Data records
* start *

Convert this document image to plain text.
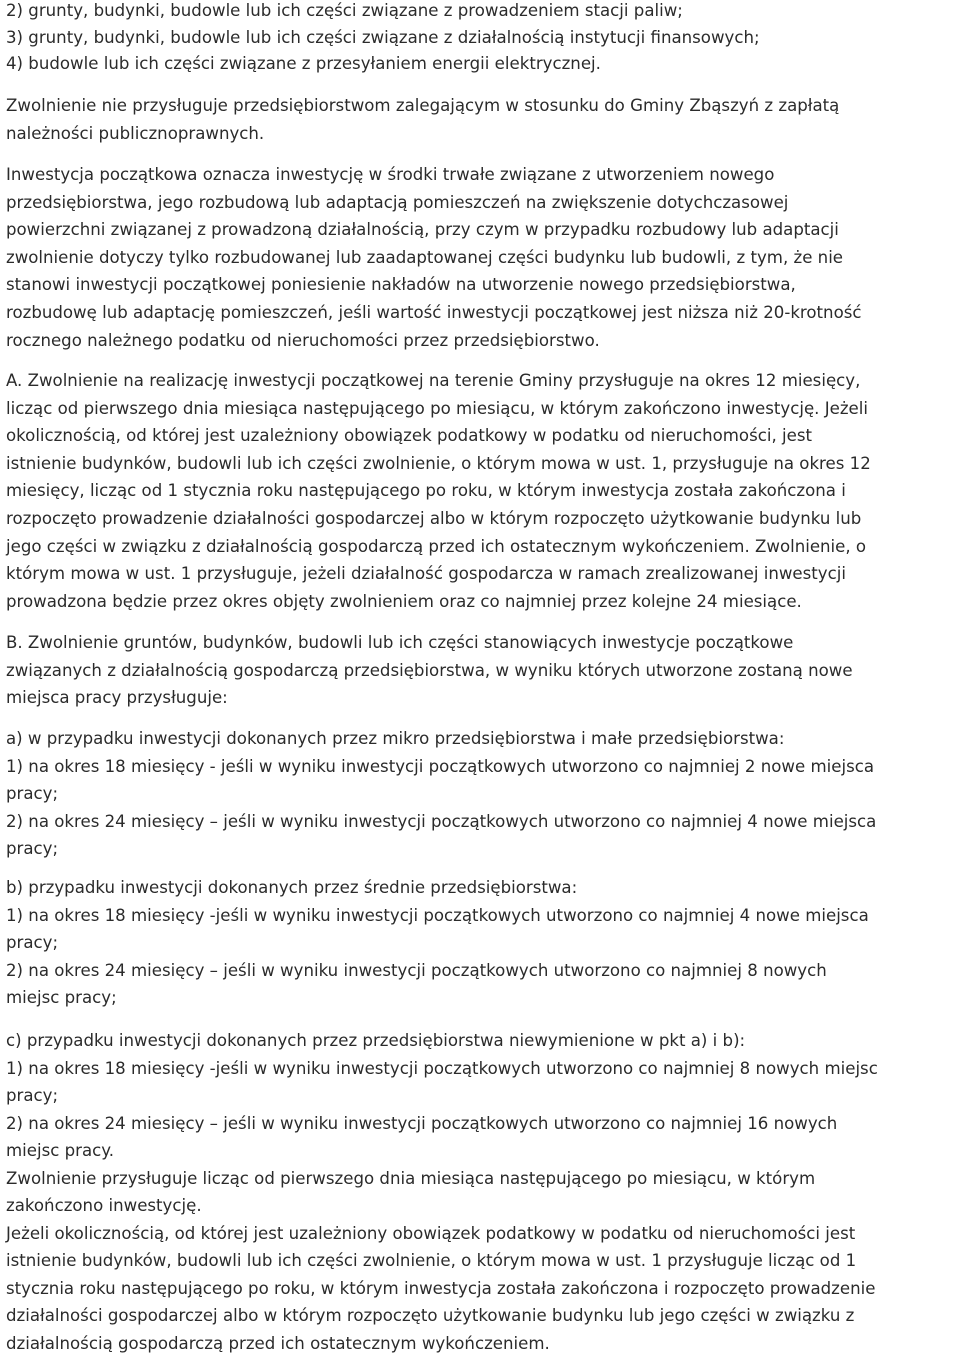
2) grunty, budynki, budowle lub ich części związane z prowadzeniem stacji paliw;
3) grunty, budynki, budowle lub ich części związane z działalnością instytucji finansowych;
4) budowle lub ich części związane z przesyłaniem energii elektrycznej.
Zwolnienie nie przysługuje przedsiębiorstwom zalegającym w stosunku do Gminy Zbąszyń z zapłatą
należności publicznoprawnych.
Inwestycja początkowa oznacza inwestycję w środki trwałe związane z utworzeniem nowego
przedsiębiorstwa, jego rozbudową lub adaptacją pomieszczeń na zwiększenie dotychczasowej
powierzchni związanej z prowadzoną działalnością, przy czym w przypadku rozbudowy lub adaptacji
zwolnienie dotyczy tylko rozbudowanej lub zaadaptowanej części budynku lub budowli, z tym, że nie
stanowi inwestycji początkowej poniesienie nakładów na utworzenie nowego przedsiębiorstwa,
rozbudowę lub adaptację pomieszczeń, jeśli wartość inwestycji początkowej jest niższa niż 20-krotność
rocznego należnego podatku od nieruchomości przez przedsiębiorstwo.
A. Zwolnienie na realizację inwestycji początkowej na terenie Gminy przysługuje na okres 12 miesięcy,
licząc od pierwszego dnia miesiąca następującego po miesiącu, w którym zakończono inwestycję. Jeżeli
okolicznością, od której jest uzależniony obowiązek podatkowy w podatku od nieruchomości, jest
istnienie budynków, budowli lub ich części zwolnienie, o którym mowa w ust. 1, przysługuje na okres 12
miesięcy, licząc od 1 stycznia roku następującego po roku, w którym inwestycja została zakończona i
rozpoczęto prowadzenie działalności gospodarczej albo w którym rozpoczęto użytkowanie budynku lub
jego części w związku z działalnością gospodarczą przed ich ostatecznym wykończeniem. Zwolnienie, o
którym mowa w ust. 1 przysługuje, jeżeli działalność gospodarcza w ramach zrealizowanej inwestycji
prowadzona będzie przez okres objęty zwolnieniem oraz co najmniej przez kolejne 24 miesiące.
B. Zwolnienie gruntów, budynków, budowli lub ich części stanowiących inwestycje początkowe
związanych z działalnością gospodarczą przedsiębiorstwa, w wyniku których utworzone zostaną nowe
miejsca pracy przysługuje:
a) w przypadku inwestycji dokonanych przez mikro przedsiębiorstwa i małe przedsiębiorstwa:
1) na okres 18 miesięcy - jeśli w wyniku inwestycji początkowych utworzono co najmniej 2 nowe miejsca
pracy;
2) na okres 24 miesięcy – jeśli w wyniku inwestycji początkowych utworzono co najmniej 4 nowe miejsca
pracy;
b) przypadku inwestycji dokonanych przez średnie przedsiębiorstwa:
1) na okres 18 miesięcy -jeśli w wyniku inwestycji początkowych utworzono co najmniej 4 nowe miejsca
pracy;
2) na okres 24 miesięcy – jeśli w wyniku inwestycji początkowych utworzono co najmniej 8 nowych
miejsc pracy;
c) przypadku inwestycji dokonanych przez przedsiębiorstwa niewymienione w pkt a) i b):
1) na okres 18 miesięcy -jeśli w wyniku inwestycji początkowych utworzono co najmniej 8 nowych miejsc
pracy;
2) na okres 24 miesięcy – jeśli w wyniku inwestycji początkowych utworzono co najmniej 16 nowych
miejsc pracy.
Zwolnienie przysługuje licząc od pierwszego dnia miesiąca następującego po miesiącu, w którym
zakończono inwestycję.
Jeżeli okolicznością, od której jest uzależniony obowiązek podatkowy w podatku od nieruchomości jest
istnienie budynków, budowli lub ich części zwolnienie, o którym mowa w ust. 1 przysługuje licząc od 1
stycznia roku następującego po roku, w którym inwestycja została zakończona i rozpoczęto prowadzenie
działalności gospodarczej albo w którym rozpoczęto użytkowanie budynku lub jego części w związku z
działalnością gospodarczą przed ich ostatecznym wykończeniem.
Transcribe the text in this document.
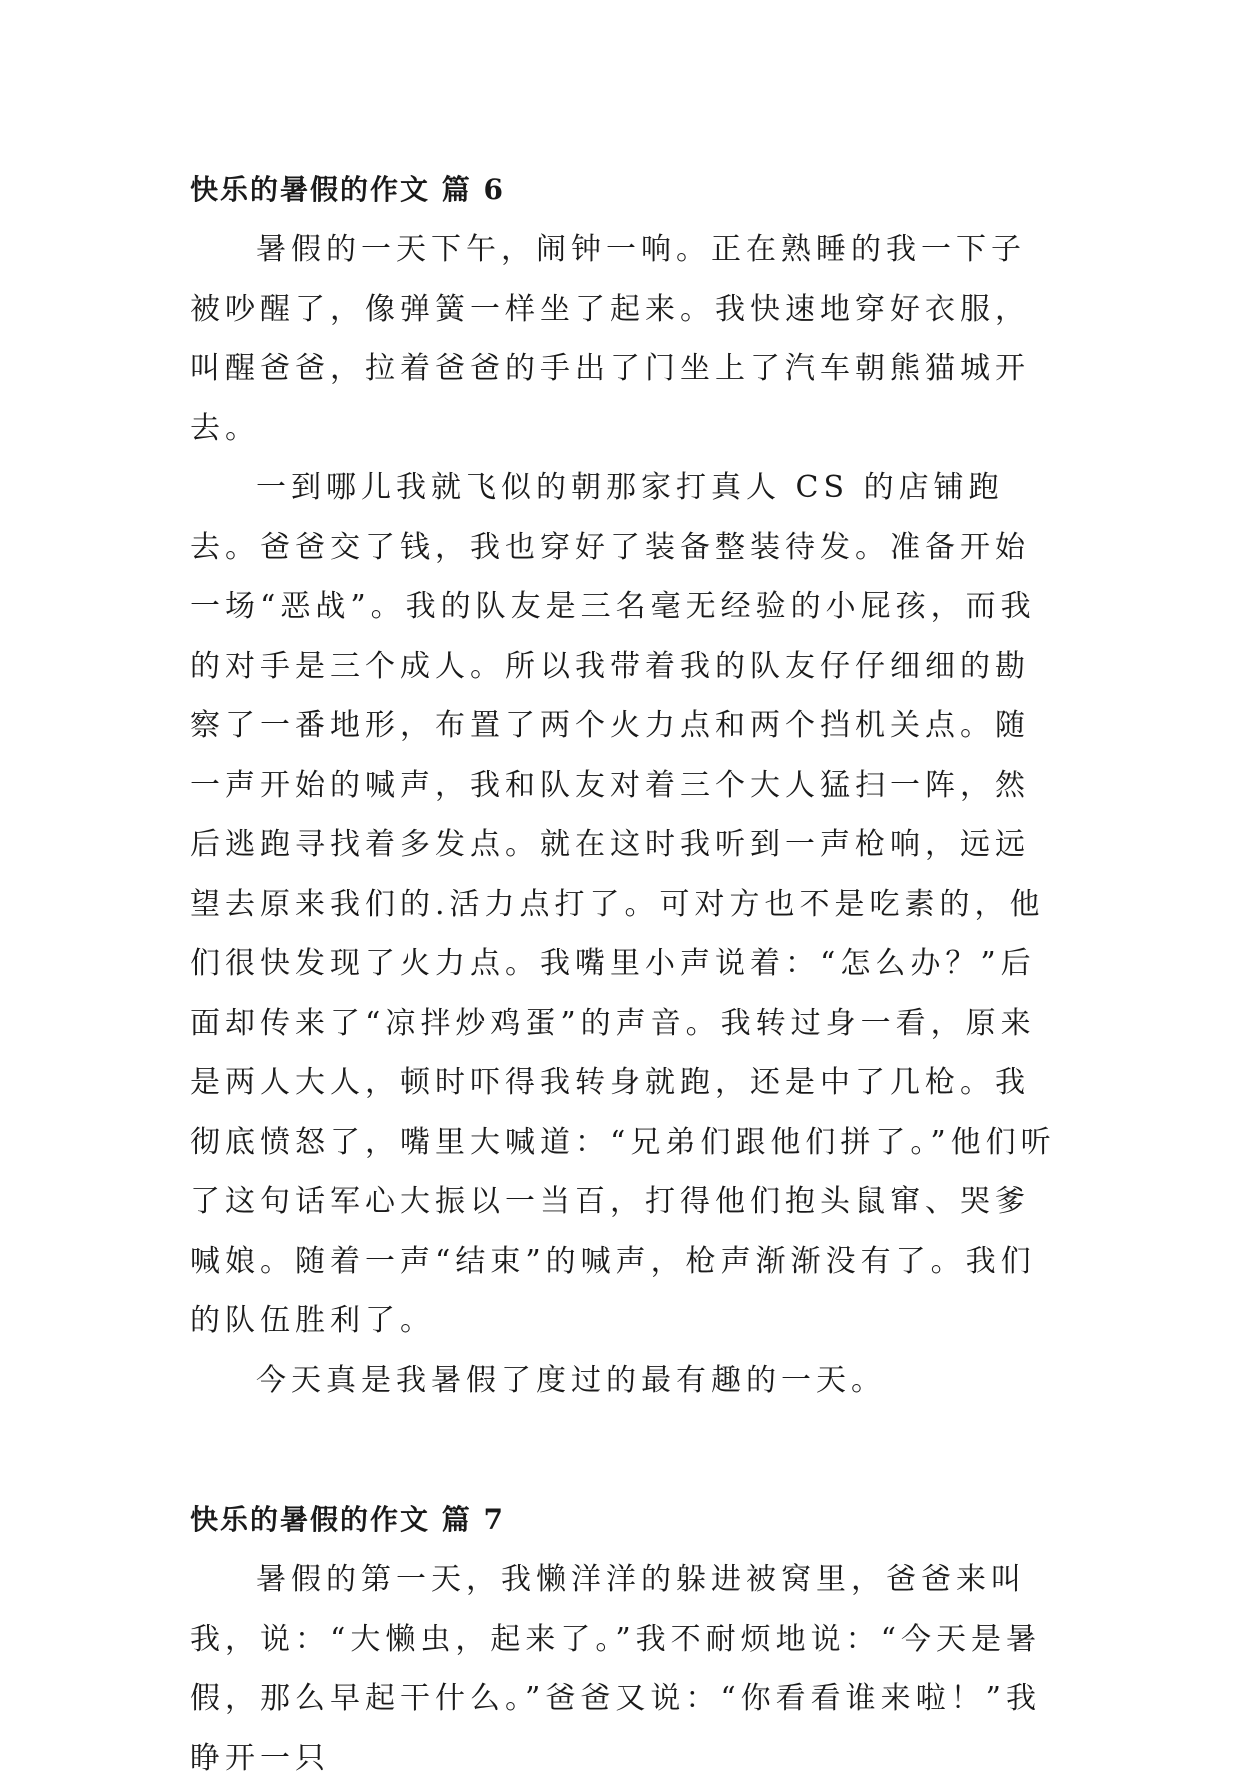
快乐的暑假的作文 篇 6

暑假的一天下午，闹钟一响。正在熟睡的我一下子被吵醒了，像弹簧一样坐了起来。我快速地穿好衣服，叫醒爸爸，拉着爸爸的手出了门坐上了汽车朝熊猫城开去。

一到哪儿我就飞似的朝那家打真人 CS 的店铺跑去。爸爸交了钱，我也穿好了装备整装待发。准备开始一场“恶战”。我的队友是三名毫无经验的小屁孩，而我的对手是三个成人。所以我带着我的队友仔仔细细的勘察了一番地形，布置了两个火力点和两个挡机关点。随一声开始的喊声，我和队友对着三个大人猛扫一阵，然后逃跑寻找着多发点。就在这时我听到一声枪响，远远望去原来我们的.活力点打了。可对方也不是吃素的，他们很快发现了火力点。我嘴里小声说着：“怎么办？”后面却传来了“凉拌炒鸡蛋”的声音。我转过身一看，原来是两人大人，顿时吓得我转身就跑，还是中了几枪。我彻底愤怒了，嘴里大喊道：“兄弟们跟他们拼了。”他们听了这句话军心大振以一当百，打得他们抱头鼠窜、哭爹喊娘。随着一声“结束”的喊声，枪声渐渐没有了。我们的队伍胜利了。

今天真是我暑假了度过的最有趣的一天。

快乐的暑假的作文 篇 7

暑假的第一天，我懒洋洋的躲进被窝里，爸爸来叫我，说：“大懒虫，起来了。”我不耐烦地说：“今天是暑假，那么早起干什么。”爸爸又说：“你看看谁来啦！”我睁开一只
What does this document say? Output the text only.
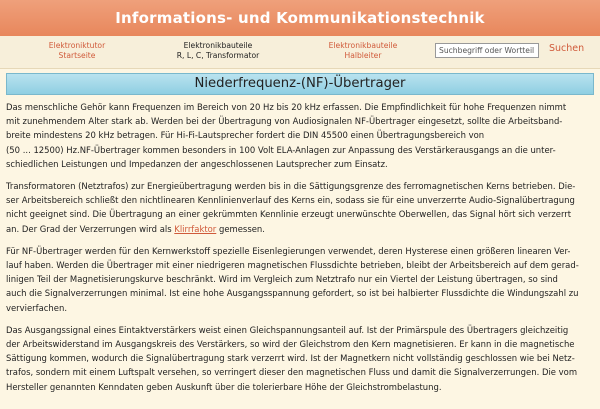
Informations- und Kommunikationstechnik
Elektroniktutor
Startseite
Elektronikbauteile
R, L, C, Transformator
Elektronikbauteile
Halbleiter
Suchbegriff oder Wortteil
Suchen
Niederfrequenz-(NF)-Übertrager

Das menschliche Gehör kann Frequenzen im Bereich von 20 Hz bis 20 kHz erfassen. Die Empfindlichkeit für hohe Frequenzen nimmt
mit zunehmendem Alter stark ab. Werden bei der Übertragung von Audiosignalen NF-Übertrager eingesetzt, sollte die Arbeitsband-
breite mindestens 20 kHz betragen. Für Hi-Fi-Lautsprecher fordert die DIN 45500 einen Übertragungsbereich von
(50 ... 12500) Hz.NF-Übertrager kommen besonders in 100 Volt ELA-Anlagen zur Anpassung des Verstärkerausgangs an die unter-
schiedlichen Leistungen und Impedanzen der angeschlossenen Lautsprecher zum Einsatz.

Transformatoren (Netztrafos) zur Energieübertragung werden bis in die Sättigungsgrenze des ferromagnetischen Kerns betrieben. Die-
ser Arbeitsbereich schließt den nichtlinearen Kennlinienverlauf des Kerns ein, sodass sie für eine unverzerrte Audio-Signalübertragung
nicht geeignet sind. Die Übertragung an einer gekrümmten Kennlinie erzeugt unerwünschte Oberwellen, das Signal hört sich verzerrt
an. Der Grad der Verzerrungen wird als Klirrfaktor gemessen.

Für NF-Übertrager werden für den Kernwerkstoff spezielle Eisenlegierungen verwendet, deren Hysterese einen größeren linearen Ver-
lauf haben. Werden die Übertrager mit einer niedrigeren magnetischen Flussdichte betrieben, bleibt der Arbeitsbereich auf dem gerad-
linigen Teil der Magnetisierungskurve beschränkt. Wird im Vergleich zum Netztrafo nur ein Viertel der Leistung übertragen, so sind
auch die Signalverzerrungen minimal. Ist eine hohe Ausgangsspannung gefordert, so ist bei halbierter Flussdichte die Windungszahl zu
vervierfachen.

Das Ausgangssignal eines Eintaktverstärkers weist einen Gleichspannungsanteil auf. Ist der Primärspule des Übertragers gleichzeitig
der Arbeitswiderstand im Ausgangskreis des Verstärkers, so wird der Gleichstrom den Kern magnetisieren. Er kann in die magnetische
Sättigung kommen, wodurch die Signalübertragung stark verzerrt wird. Ist der Magnetkern nicht vollständig geschlossen wie bei Netz-
trafos, sondern mit einem Luftspalt versehen, so verringert dieser den magnetischen Fluss und damit die Signalverzerrungen. Die vom
Hersteller genannten Kenndaten geben Auskunft über die tolerierbare Höhe der Gleichstrombelastung.
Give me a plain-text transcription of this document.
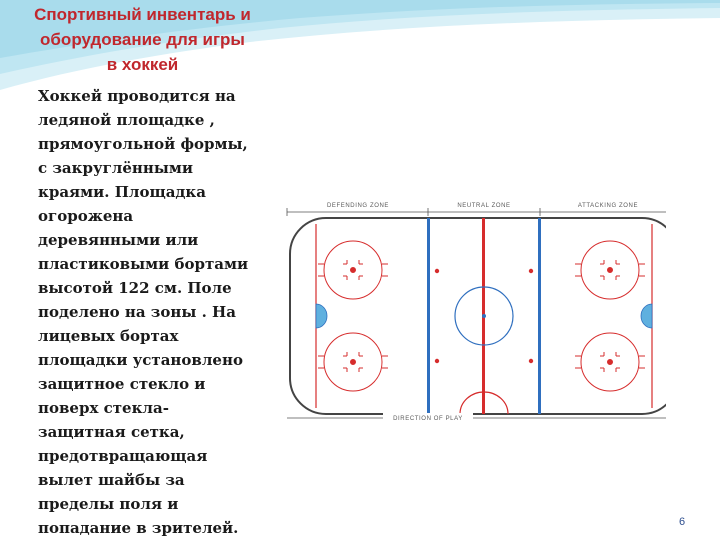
Спортивный инвентарь и
оборудование для игры
в хоккей
Хоккей проводится на
ледяной площадке ,
прямоугольной формы,
с закруглёнными
краями. Площадка
огорожена
деревянными или
пластиковыми бортами
высотой 122 см. Поле
поделено на зоны . На
лицевых бортах
площадки установлено
защитное стекло и
поверх стекла-
защитная сетка,
предотвращающая
вылет шайбы за
пределы поля и
попадание в зрителей.
DEFENDING ZONE	NEUTRAL ZONE	ATTACKING ZONE
DIRECTION OF PLAY
6
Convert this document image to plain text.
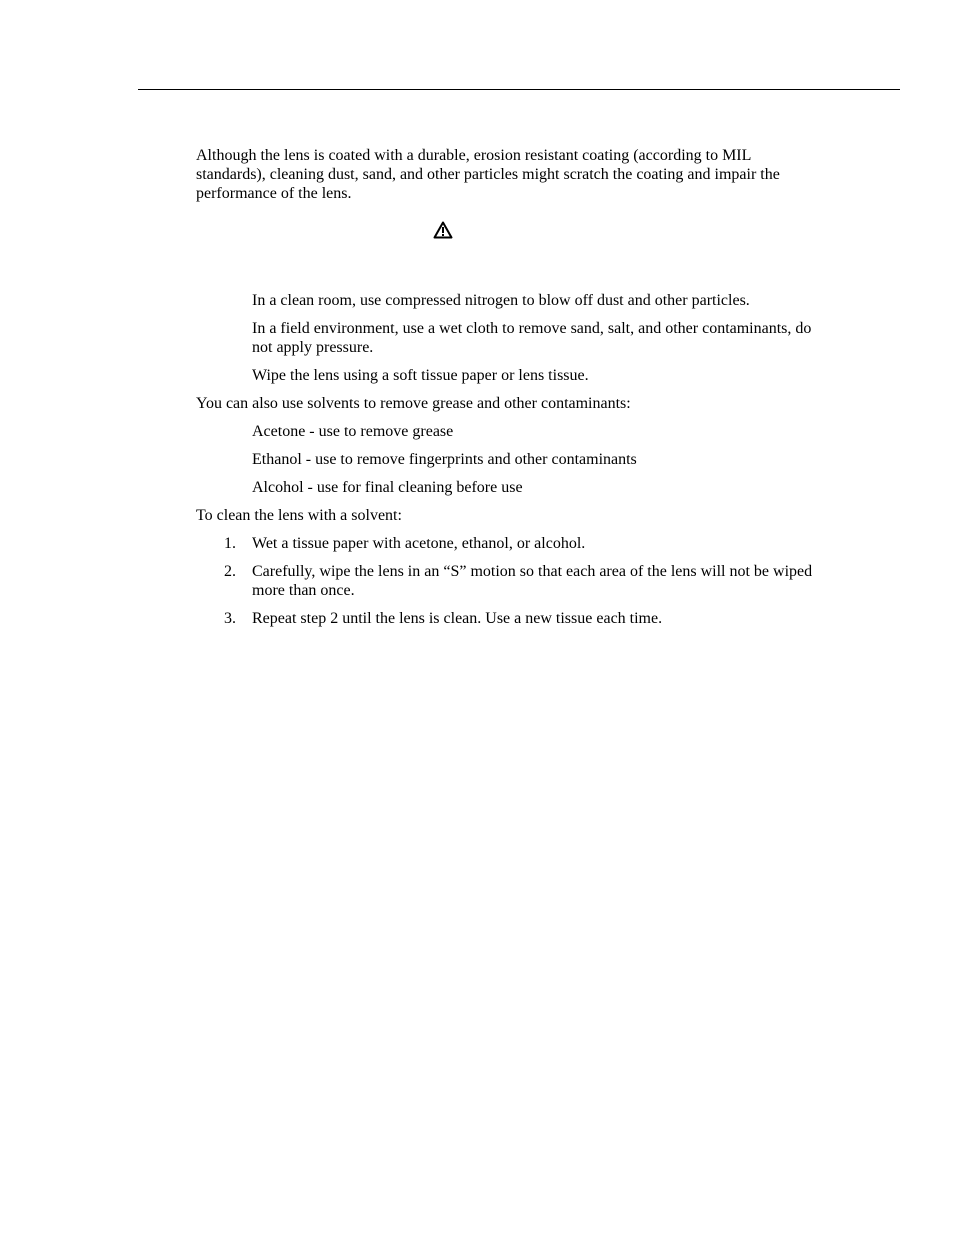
Although the lens is coated with a durable, erosion resistant coating (according to MIL standards), cleaning dust, sand, and other particles might scratch the coating and impair the performance of the lens.

In a clean room, use compressed nitrogen to blow off dust and other particles.

In a field environment, use a wet cloth to remove sand, salt, and other contaminants, do not apply pressure.

Wipe the lens using a soft tissue paper or lens tissue.

You can also use solvents to remove grease and other contaminants:

Acetone - use to remove grease

Ethanol - use to remove fingerprints and other contaminants

Alcohol - use for final cleaning before use

To clean the lens with a solvent:

1.	Wet a tissue paper with acetone, ethanol, or alcohol.

2.	Carefully, wipe the lens in an “S” motion so that each area of the lens will not be wiped more than once.

3.	Repeat step 2 until the lens is clean. Use a new tissue each time.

* end *

### TASK TO COMPLETE
Filter the entries above down to the lines containing the word "einer".

### SOLUTION
nicht geeignet sind. Die Übertragung an einer gekrümmten Kennlinie erzeugt unerwünschte Oberwellen, das Signal hört sich verzerrt
lauf haben. Werden die Übertrager mit einer niedrigeren magnetischen Flussdichte betrieben, bleibt der Arbeitsbereich auf dem gerad-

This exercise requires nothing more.